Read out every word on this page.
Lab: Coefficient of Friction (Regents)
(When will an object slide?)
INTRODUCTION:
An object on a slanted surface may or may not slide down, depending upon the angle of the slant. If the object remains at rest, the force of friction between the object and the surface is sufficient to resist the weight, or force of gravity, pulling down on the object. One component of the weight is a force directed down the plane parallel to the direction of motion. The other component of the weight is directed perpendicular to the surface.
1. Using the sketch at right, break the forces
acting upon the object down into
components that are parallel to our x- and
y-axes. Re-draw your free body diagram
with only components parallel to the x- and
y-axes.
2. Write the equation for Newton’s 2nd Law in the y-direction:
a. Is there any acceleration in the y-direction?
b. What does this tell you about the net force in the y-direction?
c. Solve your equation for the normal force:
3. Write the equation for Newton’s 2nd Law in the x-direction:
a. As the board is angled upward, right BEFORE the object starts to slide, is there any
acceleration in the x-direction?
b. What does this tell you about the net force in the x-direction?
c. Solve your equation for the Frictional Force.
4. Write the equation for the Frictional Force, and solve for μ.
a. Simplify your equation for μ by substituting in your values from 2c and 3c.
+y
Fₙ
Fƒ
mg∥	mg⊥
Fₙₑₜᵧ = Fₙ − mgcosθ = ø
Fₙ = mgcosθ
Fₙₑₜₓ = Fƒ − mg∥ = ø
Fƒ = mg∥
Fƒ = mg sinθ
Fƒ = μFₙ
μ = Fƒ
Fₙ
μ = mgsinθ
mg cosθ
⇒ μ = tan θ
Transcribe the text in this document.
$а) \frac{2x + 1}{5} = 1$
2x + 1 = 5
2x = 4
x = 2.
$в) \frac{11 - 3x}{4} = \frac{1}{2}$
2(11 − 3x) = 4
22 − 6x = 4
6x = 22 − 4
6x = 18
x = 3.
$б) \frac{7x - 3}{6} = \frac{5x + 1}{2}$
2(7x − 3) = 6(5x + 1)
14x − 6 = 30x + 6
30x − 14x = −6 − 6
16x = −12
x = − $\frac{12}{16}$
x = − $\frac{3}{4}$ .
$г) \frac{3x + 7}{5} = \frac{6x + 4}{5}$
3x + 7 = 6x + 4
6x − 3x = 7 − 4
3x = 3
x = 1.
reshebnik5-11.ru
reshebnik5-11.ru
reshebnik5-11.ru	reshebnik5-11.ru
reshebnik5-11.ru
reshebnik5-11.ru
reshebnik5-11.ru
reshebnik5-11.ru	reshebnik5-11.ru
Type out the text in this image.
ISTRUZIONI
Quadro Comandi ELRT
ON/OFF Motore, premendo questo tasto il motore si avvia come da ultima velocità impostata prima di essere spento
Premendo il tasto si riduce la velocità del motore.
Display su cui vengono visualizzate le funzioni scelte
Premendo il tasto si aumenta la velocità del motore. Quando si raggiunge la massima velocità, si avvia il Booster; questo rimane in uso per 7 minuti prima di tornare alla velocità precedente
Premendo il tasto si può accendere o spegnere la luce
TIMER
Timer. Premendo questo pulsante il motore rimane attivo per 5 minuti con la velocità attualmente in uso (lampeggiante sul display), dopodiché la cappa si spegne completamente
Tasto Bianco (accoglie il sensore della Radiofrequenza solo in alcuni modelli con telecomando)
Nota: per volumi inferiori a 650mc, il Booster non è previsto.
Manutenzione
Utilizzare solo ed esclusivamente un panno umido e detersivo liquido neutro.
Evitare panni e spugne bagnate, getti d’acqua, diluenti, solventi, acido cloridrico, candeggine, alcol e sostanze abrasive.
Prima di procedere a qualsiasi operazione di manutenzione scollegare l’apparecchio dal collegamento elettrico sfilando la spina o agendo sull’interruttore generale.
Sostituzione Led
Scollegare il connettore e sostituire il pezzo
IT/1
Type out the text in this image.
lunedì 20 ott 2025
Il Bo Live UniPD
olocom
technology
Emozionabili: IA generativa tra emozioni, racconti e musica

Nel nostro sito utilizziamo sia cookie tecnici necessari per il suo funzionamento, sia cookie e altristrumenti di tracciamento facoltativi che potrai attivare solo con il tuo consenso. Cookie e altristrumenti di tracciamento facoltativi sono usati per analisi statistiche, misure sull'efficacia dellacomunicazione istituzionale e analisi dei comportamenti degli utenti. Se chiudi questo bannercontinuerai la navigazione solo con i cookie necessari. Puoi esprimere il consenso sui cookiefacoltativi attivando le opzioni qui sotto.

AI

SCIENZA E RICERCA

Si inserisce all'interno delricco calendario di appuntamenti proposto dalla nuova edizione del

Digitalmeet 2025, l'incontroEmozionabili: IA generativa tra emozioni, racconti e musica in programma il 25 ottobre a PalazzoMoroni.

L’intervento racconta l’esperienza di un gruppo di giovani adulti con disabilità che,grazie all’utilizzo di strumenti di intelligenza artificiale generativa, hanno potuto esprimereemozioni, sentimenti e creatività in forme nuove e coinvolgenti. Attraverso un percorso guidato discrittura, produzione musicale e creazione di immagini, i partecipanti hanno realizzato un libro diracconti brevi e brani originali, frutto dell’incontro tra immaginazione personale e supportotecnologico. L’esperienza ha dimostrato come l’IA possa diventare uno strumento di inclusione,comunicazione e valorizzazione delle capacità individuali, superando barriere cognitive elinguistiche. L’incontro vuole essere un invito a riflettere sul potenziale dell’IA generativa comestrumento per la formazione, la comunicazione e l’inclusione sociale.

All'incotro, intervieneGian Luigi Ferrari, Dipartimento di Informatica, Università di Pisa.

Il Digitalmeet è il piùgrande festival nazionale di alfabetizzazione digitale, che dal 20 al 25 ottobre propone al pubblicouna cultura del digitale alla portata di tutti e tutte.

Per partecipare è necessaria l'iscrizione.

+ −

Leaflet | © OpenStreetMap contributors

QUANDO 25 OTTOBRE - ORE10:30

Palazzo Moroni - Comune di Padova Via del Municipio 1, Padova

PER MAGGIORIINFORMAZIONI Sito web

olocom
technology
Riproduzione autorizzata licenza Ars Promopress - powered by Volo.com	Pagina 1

- - - -

WHAT YOU HAVE TO DO: Find the word "Frictional" in the data and show each line that holds it.

WORKED ANSWER:
c. Solve your equation for the Frictional Force.
4. Write the equation for the Frictional Force, and solve for μ.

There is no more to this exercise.